Título: UE volta a descartar ajuda à Grécia
Autor: Netto, Andrei
Fonte: O Estado de São Paulo, 05/03/2010, Economia, p. B10

Divergência no bloco foi demonstrada em declarações da ministra da Economia da França, Christine Lagarde

CLIMA QUENTE - Manifestantes queimam bandeira da UE em Atenas, durante protesto contra cortes de gastos impostos ao governo grego

A União Europeia voltou atrás mais um vez ontem e agora descarta usar dinheiro público dos países-membros da zona do euro para socorrer a Grécia, refinanciando sua dívida, que atinge 113% do Produto Interno Bruto (PIB). A nova demonstração das divergências no bloco veio ontem, em Londres, quando a ministra da Economia da França, Christine Lagarde, cedeu às pressões da Alemanha e afirmou que Atenas não necessita de verbas internacionais para evitar a bancarrota. A controvérsia, porém, não abalou o recente otimismo do mercado sobre o país, cujo abandono da zona do euro foi descartado pelo Banco Central Europeu (BCE).

* **Objetivo do exercício**: Prolongue a notícia acima sobre a recusa da UE em socorrer a Grécia, escrevendo a partir da última frase apresentada.

* **Itens fornecidos**:

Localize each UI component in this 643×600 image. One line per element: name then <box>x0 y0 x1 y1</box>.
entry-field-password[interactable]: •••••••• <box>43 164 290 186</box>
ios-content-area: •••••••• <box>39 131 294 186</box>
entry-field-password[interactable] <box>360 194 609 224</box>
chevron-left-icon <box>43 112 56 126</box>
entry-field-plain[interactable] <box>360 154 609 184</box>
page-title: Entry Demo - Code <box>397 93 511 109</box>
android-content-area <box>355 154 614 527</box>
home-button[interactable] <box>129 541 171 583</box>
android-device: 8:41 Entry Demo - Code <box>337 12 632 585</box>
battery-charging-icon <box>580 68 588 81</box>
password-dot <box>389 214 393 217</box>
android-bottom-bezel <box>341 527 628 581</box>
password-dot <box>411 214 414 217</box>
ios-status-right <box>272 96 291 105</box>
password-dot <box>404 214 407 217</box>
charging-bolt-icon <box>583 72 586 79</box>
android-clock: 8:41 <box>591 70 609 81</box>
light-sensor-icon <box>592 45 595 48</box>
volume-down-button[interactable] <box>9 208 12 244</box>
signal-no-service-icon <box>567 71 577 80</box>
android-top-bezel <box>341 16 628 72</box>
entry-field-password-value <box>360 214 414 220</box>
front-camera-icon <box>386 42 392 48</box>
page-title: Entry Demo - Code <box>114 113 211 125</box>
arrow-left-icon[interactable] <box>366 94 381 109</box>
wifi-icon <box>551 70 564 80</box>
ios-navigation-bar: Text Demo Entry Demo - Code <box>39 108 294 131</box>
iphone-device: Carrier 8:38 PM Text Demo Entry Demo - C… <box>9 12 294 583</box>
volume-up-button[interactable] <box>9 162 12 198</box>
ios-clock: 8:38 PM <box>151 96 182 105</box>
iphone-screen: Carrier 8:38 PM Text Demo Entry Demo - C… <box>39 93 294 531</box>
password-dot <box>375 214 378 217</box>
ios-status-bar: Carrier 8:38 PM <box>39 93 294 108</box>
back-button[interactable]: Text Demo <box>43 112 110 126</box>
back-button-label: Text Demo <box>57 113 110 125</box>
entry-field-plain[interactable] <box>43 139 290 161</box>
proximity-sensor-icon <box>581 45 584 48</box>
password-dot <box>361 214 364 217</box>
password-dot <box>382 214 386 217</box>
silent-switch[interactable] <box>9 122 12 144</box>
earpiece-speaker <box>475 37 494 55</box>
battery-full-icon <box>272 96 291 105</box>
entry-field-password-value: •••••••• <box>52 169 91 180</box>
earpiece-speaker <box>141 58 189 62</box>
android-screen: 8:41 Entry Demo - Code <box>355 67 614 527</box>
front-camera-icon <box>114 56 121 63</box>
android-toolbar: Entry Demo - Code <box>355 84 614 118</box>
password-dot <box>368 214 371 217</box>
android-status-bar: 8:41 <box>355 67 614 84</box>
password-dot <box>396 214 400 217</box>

* **Área de resposta**:
A declaração de Lagarde contradiz a posição da própria ministra, que no domingo havia revelado que a UE estudava diferentes alternativas de socorro. Ontem, em entrevista à emissora de TV Sky News, de Londres, Lagarde elogiou o plano de corte de gastos públicos e de aumento de impostos anunciado pelo governo grego, resultando em uma economia de ? 4,8 bilhões - ou 4% do Produto Interno Bruto, de um total de 12,7%. "Eu quero homenagear a lucidez e o realismo do governo grego e o caráter tangível das medidas implantadas."

A seguir, porém, a ministra francesa frustrou as expectativas do primeiro-ministro da Grécia, George Papandreou, que espera a "solidariedade" financeira da UE. "Nós trabalhamos em soluções, mas não precisamos implementá-las. Não está na agenda do dia", afirmou, quando questionada sobre a possibilidade de França e Alemanha liderarem uma linha de empréstimo com juros subsidiados à Grécia. "Não há necessidade de algo desse tipo neste momento. Se houver necessidade, então haverá uma solução."

A mudança de discurso da França põe o país em sintonia com a posição da Alemanha, cuja chanceler, Angela Merkel, descartou em sucessivas entrevistas a hipótese de conceder empréstimos ao vizinho.

Atenas precisa de ? 20 bilhões a ? 30 bilhões para honrar dívidas, dinheiro que pode ser obtido de parceiros da zona do euro por juros subsidiados, de bancos privados, com juros de mercado, ou ainda do Fundo Monetário Internacional (FMI), hipótese cogitada por Papandreou, mas recusada pela União Europeia.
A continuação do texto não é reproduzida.